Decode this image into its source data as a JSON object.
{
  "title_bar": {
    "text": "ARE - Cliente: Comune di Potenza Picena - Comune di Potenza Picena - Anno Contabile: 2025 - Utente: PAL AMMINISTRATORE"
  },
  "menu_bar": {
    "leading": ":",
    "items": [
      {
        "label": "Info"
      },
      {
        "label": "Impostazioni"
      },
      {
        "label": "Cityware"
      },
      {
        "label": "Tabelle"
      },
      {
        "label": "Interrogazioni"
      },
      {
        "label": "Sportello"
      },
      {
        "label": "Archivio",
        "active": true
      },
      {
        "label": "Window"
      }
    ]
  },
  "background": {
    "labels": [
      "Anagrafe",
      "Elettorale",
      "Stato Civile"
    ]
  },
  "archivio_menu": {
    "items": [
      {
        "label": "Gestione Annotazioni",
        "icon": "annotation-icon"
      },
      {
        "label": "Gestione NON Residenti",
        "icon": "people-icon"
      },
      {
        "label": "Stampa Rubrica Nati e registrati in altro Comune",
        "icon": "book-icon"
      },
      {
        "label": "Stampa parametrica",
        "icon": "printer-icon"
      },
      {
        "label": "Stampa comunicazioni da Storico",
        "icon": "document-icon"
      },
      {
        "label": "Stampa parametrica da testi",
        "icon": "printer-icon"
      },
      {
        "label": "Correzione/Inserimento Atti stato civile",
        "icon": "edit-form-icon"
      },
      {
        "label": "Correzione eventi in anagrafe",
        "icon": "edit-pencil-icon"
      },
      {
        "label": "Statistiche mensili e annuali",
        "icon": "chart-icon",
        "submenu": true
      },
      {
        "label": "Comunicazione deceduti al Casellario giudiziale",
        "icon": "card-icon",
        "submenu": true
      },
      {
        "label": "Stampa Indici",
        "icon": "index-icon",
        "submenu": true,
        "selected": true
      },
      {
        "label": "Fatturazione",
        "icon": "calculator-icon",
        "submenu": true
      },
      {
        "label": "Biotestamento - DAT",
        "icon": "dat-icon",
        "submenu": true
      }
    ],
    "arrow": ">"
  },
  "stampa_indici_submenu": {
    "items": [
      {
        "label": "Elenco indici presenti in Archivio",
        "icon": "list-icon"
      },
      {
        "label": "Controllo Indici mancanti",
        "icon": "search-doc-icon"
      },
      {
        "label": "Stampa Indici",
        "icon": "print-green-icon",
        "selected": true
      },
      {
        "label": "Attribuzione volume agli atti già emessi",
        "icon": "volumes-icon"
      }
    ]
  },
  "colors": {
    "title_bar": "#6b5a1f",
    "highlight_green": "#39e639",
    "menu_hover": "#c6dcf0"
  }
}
*-*-*
■ What the exercise asks ■
Reproduce the complete set of lines precisely as supplied.

■ Result of this exercise ■
Decode this image into its source data as a JSON object.
{
  "title_bar": {
    "text": "ARE - Cliente: Comune di Potenza Picena - Comune di Potenza Picena - Anno Contabile: 2025 - Utente: PAL AMMINISTRATORE"
  },
  "menu_bar": {
    "leading": ":",
    "items": [
      {
        "label": "Info"
      },
      {
        "label": "Impostazioni"
      },
      {
        "label": "Cityware"
      },
      {
        "label": "Tabelle"
      },
      {
        "label": "Interrogazioni"
      },
      {
        "label": "Sportello"
      },
      {
        "label": "Archivio",
        "active": true
      },
      {
        "label": "Window"
      }
    ]
  },
  "background": {
    "labels": [
      "Anagrafe",
      "Elettorale",
      "Stato Civile"
    ]
  },
  "archivio_menu": {
    "items": [
      {
        "label": "Gestione Annotazioni",
        "icon": "annotation-icon"
      },
      {
        "label": "Gestione NON Residenti",
        "icon": "people-icon"
      },
      {
        "label": "Stampa Rubrica Nati e registrati in altro Comune",
        "icon": "book-icon"
      },
      {
        "label": "Stampa parametrica",
        "icon": "printer-icon"
      },
      {
        "label": "Stampa comunicazioni da Storico",
        "icon": "document-icon"
      },
      {
        "label": "Stampa parametrica da testi",
        "icon": "printer-icon"
      },
      {
        "label": "Correzione/Inserimento Atti stato civile",
        "icon": "edit-form-icon"
      },
      {
        "label": "Correzione eventi in anagrafe",
        "icon": "edit-pencil-icon"
      },
      {
        "label": "Statistiche mensili e annuali",
        "icon": "chart-icon",
        "submenu": true
      },
      {
        "label": "Comunicazione deceduti al Casellario giudiziale",
        "icon": "card-icon",
        "submenu": true
      },
      {
        "label": "Stampa Indici",
        "icon": "index-icon",
        "submenu": true,
        "selected": true
      },
      {
        "label": "Fatturazione",
        "icon": "calculator-icon",
        "submenu": true
      },
      {
        "label": "Biotestamento - DAT",
        "icon": "dat-icon",
        "submenu": true
      }
    ],
    "arrow": ">"
  },
  "stampa_indici_submenu": {
    "items": [
      {
        "label": "Elenco indici presenti in Archivio",
        "icon": "list-icon"
      },
      {
        "label": "Controllo Indici mancanti",
        "icon": "search-doc-icon"
      },
      {
        "label": "Stampa Indici",
        "icon": "print-green-icon",
        "selected": true
      },
      {
        "label": "Attribuzione volume agli atti già emessi",
        "icon": "volumes-icon"
      }
    ]
  },
  "colors": {
    "title_bar": "#6b5a1f",
    "highlight_green": "#39e639",
    "menu_hover": "#c6dcf0"
  }
}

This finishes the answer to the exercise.